Identify every line in the records below that contains the word "ylabel", and copy each of those lines.

******

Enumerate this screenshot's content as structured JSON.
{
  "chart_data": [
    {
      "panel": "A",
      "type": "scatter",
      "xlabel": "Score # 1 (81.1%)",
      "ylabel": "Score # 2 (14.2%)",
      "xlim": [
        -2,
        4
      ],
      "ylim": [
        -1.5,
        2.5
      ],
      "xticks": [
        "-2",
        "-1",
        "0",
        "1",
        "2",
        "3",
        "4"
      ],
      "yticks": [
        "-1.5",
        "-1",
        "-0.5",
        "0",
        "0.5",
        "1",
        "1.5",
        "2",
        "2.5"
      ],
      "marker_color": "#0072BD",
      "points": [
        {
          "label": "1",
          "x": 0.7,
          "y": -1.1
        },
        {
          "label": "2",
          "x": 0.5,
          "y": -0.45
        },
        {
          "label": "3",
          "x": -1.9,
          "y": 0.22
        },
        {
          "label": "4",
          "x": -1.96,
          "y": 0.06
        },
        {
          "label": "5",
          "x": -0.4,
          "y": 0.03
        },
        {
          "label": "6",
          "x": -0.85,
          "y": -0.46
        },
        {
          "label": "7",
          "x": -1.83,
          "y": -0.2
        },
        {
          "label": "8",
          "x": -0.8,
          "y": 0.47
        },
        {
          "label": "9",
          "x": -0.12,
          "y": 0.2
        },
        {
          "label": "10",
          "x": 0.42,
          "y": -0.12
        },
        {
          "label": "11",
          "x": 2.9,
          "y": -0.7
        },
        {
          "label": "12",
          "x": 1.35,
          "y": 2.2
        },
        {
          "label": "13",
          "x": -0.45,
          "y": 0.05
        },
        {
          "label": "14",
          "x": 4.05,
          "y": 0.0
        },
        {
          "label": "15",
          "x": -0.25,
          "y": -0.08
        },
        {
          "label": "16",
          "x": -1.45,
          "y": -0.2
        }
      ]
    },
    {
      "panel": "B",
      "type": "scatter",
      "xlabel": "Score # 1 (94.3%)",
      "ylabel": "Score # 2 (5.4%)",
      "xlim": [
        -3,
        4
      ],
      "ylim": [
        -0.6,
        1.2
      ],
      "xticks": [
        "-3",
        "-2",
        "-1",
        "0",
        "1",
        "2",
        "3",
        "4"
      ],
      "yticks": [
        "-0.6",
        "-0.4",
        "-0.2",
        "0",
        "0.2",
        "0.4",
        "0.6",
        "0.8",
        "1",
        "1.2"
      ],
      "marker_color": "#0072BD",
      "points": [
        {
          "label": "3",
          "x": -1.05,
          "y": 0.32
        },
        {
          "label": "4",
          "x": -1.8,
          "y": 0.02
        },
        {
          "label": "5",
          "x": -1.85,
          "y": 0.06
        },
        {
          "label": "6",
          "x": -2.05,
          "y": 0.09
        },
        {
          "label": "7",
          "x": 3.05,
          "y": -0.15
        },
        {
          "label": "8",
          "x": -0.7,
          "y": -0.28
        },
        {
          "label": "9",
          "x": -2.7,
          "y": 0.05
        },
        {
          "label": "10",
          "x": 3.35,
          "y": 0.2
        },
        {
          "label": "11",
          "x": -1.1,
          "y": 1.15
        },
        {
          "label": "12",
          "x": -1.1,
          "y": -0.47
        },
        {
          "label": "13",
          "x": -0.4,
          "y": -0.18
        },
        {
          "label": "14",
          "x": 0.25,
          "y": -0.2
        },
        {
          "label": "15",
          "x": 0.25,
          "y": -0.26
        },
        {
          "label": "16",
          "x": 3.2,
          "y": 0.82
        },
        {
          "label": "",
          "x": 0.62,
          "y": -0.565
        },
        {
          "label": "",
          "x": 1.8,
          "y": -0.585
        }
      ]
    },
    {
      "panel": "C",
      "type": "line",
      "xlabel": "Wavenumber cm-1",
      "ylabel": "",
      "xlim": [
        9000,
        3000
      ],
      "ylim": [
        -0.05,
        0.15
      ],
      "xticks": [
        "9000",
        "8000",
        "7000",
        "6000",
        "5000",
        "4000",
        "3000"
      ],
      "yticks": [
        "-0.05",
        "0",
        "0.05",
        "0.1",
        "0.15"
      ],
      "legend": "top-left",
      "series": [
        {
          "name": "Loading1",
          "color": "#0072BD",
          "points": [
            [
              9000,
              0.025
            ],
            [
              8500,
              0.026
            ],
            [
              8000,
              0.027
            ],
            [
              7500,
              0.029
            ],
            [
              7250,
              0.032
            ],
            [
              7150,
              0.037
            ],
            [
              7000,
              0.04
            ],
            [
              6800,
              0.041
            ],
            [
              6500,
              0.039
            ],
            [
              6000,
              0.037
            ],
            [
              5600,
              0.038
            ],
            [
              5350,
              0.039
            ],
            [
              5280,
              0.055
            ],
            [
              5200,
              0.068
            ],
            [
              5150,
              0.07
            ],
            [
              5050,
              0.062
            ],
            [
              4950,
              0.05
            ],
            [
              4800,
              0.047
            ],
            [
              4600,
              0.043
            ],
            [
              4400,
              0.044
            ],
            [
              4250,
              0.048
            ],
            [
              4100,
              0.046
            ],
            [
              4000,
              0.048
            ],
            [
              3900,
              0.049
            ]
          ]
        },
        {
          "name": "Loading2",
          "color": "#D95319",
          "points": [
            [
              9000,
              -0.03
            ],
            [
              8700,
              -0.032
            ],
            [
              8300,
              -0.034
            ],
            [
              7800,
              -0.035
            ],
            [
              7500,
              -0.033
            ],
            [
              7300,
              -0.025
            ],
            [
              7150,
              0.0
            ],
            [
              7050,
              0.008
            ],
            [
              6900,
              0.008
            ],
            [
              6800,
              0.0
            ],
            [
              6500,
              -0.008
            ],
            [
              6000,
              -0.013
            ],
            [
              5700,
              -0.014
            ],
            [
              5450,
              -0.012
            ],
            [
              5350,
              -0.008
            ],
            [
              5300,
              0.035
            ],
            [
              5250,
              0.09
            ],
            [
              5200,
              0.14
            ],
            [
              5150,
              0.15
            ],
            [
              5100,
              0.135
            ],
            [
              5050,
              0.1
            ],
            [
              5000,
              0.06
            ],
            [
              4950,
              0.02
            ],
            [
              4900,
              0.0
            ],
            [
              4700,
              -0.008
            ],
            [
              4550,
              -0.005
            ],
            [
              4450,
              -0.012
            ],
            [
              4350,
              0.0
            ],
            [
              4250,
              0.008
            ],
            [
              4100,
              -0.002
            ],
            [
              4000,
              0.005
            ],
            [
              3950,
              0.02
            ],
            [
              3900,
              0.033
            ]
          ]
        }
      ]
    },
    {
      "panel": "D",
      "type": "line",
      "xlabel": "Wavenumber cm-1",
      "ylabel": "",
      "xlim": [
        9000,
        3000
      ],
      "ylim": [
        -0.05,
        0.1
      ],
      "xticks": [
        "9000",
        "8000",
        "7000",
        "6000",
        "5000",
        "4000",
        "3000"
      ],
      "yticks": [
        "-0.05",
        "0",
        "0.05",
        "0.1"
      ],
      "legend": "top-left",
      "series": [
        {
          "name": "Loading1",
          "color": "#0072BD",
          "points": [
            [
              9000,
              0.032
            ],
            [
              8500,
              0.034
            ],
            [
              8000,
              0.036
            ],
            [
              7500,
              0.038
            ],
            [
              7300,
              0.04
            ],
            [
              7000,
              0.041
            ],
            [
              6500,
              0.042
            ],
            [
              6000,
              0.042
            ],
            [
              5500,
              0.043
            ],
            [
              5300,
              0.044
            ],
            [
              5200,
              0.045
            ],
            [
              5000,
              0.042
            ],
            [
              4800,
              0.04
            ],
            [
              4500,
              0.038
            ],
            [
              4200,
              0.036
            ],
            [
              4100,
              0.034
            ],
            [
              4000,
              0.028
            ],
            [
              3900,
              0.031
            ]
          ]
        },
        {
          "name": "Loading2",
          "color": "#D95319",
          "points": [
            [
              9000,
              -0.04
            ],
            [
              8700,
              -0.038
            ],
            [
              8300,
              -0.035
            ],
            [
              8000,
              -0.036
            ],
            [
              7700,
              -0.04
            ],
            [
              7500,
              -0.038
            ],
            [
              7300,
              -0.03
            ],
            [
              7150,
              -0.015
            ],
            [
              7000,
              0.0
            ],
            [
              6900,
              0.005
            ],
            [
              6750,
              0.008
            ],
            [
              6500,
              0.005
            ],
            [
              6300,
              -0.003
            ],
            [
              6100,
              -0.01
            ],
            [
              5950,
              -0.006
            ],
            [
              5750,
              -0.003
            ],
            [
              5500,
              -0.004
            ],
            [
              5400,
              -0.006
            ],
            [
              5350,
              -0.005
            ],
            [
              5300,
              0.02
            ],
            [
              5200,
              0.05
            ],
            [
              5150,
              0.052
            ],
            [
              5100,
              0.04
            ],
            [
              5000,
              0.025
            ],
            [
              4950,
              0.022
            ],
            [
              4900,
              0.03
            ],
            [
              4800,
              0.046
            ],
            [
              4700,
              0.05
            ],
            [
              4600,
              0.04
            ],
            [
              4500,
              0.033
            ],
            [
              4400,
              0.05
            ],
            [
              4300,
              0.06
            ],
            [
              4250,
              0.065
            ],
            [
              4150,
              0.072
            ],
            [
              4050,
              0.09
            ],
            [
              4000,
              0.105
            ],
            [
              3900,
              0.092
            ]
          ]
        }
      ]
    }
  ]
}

******

| Solution to the exercise |
      "ylabel": "Score # 2 (14.2%)",
      "ylabel": "Score # 2 (5.4%)",
      "ylabel": "",
      "ylabel": "",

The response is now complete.